Job
Repeat word for word the lines of the listing from the line with "wizard-title: RIO600 - Configuration" to the line with "scroll-up-arrow-icon (733, 500, 740, 505)", including both of those lines.

Start of Dataset rows

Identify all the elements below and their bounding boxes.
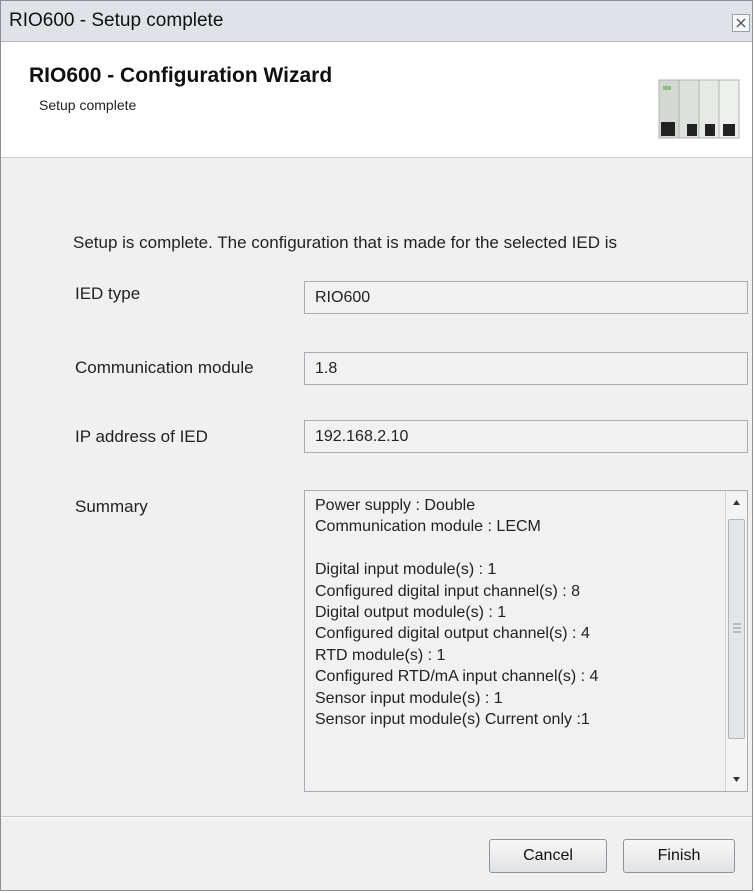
wizard-title: RIO600 - Configuration Wizard (29, 64, 333, 87)
summary-line: Sensor input module(s) Current only :1 (315, 710, 590, 728)
summary-content: Power supply : Double Communication modu… (315, 495, 598, 730)
summary-line: Configured RTD/mA input channel(s) : 4 (315, 668, 599, 686)
wizard-window: RIO600 - Setup complete RIO600 - Configu… (0, 0, 753, 891)
ip-address-label: IP address of IED (75, 427, 208, 446)
ip-address-field[interactable]: 192.168.2.10 (304, 420, 748, 453)
summary-line: Digital output module(s) : 1 (315, 603, 507, 621)
footer-divider (1, 816, 752, 818)
wizard-subtitle: Setup complete (39, 97, 137, 113)
comm-module-field[interactable]: 1.8 (304, 352, 748, 385)
cancel-button[interactable]: Cancel (489, 839, 607, 873)
scroll-down-arrow-icon (733, 777, 740, 782)
ied-type-field[interactable]: RIO600 (304, 281, 748, 314)
summary-scrollbar[interactable] (725, 491, 747, 791)
summary-line: Digital input module(s) : 1 (315, 561, 497, 579)
summary-line: Configured digital output channel(s) : 4 (315, 625, 590, 643)
scroll-grip-icon (733, 623, 741, 633)
scroll-up-button[interactable] (726, 491, 747, 515)
scroll-up-arrow-icon (733, 500, 740, 505)
summary-line: Power supply : Double (315, 497, 476, 514)
device-image-icon (651, 66, 744, 150)
close-icon (736, 18, 746, 28)
finish-button[interactable]: Finish (623, 839, 735, 873)
summary-line: Configured digital input channel(s) : 8 (315, 582, 581, 600)
scroll-down-button[interactable] (726, 767, 747, 791)
scroll-thumb[interactable] (728, 519, 745, 739)
title-bar: RIO600 - Setup complete (1, 1, 752, 42)
summary-line: RTD module(s) : 1 (315, 646, 446, 664)
summary-line (315, 538, 598, 559)
wizard-header: RIO600 - Configuration Wizard Setup comp… (1, 42, 752, 158)
summary-line: Communication module : LECM (315, 518, 541, 536)
summary-label: Summary (75, 497, 148, 516)
close-button[interactable] (732, 14, 750, 32)
summary-line: Sensor input module(s) : 1 (315, 689, 503, 707)
ied-type-label: IED type (75, 284, 141, 303)
window-title: RIO600 - Setup complete (9, 10, 224, 31)
summary-textbox[interactable]: Power supply : Double Communication modu… (304, 490, 748, 792)
comm-module-label: Communication module (75, 358, 254, 377)
intro-text: Setup is complete. The configuration tha… (73, 233, 617, 252)
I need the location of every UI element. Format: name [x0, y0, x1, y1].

End of Dataset rows

Exercise response
wizard-title: RIO600 - Configuration Wizard (29, 64, 333, 87)
summary-line: Sensor input module(s) Current only :1 (315, 710, 590, 728)
summary-content: Power supply : Double Communication modu… (315, 495, 598, 730)
summary-line: Configured RTD/mA input channel(s) : 4 (315, 668, 599, 686)
wizard-window: RIO600 - Setup complete RIO600 - Configu… (0, 0, 753, 891)
ip-address-label: IP address of IED (75, 427, 208, 446)
ip-address-field[interactable]: 192.168.2.10 (304, 420, 748, 453)
summary-line: Digital output module(s) : 1 (315, 603, 507, 621)
footer-divider (1, 816, 752, 818)
wizard-subtitle: Setup complete (39, 97, 137, 113)
comm-module-field[interactable]: 1.8 (304, 352, 748, 385)
cancel-button[interactable]: Cancel (489, 839, 607, 873)
scroll-down-arrow-icon (733, 777, 740, 782)
ied-type-field[interactable]: RIO600 (304, 281, 748, 314)
summary-scrollbar[interactable] (725, 491, 747, 791)
summary-line: Digital input module(s) : 1 (315, 561, 497, 579)
summary-line: Configured digital output channel(s) : 4 (315, 625, 590, 643)
scroll-grip-icon (733, 623, 741, 633)
scroll-up-button[interactable] (726, 491, 747, 515)
scroll-up-arrow-icon (733, 500, 740, 505)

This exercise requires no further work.